→ What the exercise asks
Print all of the data exactly as written.

→ Source data
= = = =
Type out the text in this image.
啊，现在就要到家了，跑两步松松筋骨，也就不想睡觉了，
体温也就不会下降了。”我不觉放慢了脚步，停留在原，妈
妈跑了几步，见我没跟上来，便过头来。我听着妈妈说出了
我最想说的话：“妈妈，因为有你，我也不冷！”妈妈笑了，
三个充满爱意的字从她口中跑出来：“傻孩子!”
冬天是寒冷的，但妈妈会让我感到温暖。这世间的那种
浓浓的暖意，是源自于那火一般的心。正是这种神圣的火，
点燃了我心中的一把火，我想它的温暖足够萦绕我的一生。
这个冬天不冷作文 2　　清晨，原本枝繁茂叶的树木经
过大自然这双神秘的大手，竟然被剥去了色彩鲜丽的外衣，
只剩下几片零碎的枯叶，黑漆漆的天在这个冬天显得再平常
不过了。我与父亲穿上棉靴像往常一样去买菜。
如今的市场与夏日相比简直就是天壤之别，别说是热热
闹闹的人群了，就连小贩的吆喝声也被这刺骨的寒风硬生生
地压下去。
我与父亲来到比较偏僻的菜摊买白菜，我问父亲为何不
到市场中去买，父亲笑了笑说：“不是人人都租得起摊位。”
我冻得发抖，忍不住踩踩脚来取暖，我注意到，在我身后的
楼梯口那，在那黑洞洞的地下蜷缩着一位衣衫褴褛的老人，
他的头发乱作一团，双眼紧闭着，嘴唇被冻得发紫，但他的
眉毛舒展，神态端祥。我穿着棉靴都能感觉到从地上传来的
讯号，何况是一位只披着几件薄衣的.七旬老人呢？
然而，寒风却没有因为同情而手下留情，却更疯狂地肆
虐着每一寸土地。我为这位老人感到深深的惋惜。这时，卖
= = = =
→ Response to the exercise
Type out the text in this image.
啊，现在就要到家了，跑两步松松筋骨，也就不想睡觉了，
体温也就不会下降了。”我不觉放慢了脚步，停留在原，妈
妈跑了几步，见我没跟上来，便过头来。我听着妈妈说出了
我最想说的话：“妈妈，因为有你，我也不冷！”妈妈笑了，
三个充满爱意的字从她口中跑出来：“傻孩子!”
冬天是寒冷的，但妈妈会让我感到温暖。这世间的那种
浓浓的暖意，是源自于那火一般的心。正是这种神圣的火，
点燃了我心中的一把火，我想它的温暖足够萦绕我的一生。
这个冬天不冷作文 2　　清晨，原本枝繁茂叶的树木经
过大自然这双神秘的大手，竟然被剥去了色彩鲜丽的外衣，
只剩下几片零碎的枯叶，黑漆漆的天在这个冬天显得再平常
不过了。我与父亲穿上棉靴像往常一样去买菜。
如今的市场与夏日相比简直就是天壤之别，别说是热热
闹闹的人群了，就连小贩的吆喝声也被这刺骨的寒风硬生生
地压下去。
我与父亲来到比较偏僻的菜摊买白菜，我问父亲为何不
到市场中去买，父亲笑了笑说：“不是人人都租得起摊位。”
我冻得发抖，忍不住踩踩脚来取暖，我注意到，在我身后的
楼梯口那，在那黑洞洞的地下蜷缩着一位衣衫褴褛的老人，
他的头发乱作一团，双眼紧闭着，嘴唇被冻得发紫，但他的
眉毛舒展，神态端祥。我穿着棉靴都能感觉到从地上传来的
讯号，何况是一位只披着几件薄衣的.七旬老人呢？
然而，寒风却没有因为同情而手下留情，却更疯狂地肆
虐着每一寸土地。我为这位老人感到深深的惋惜。这时，卖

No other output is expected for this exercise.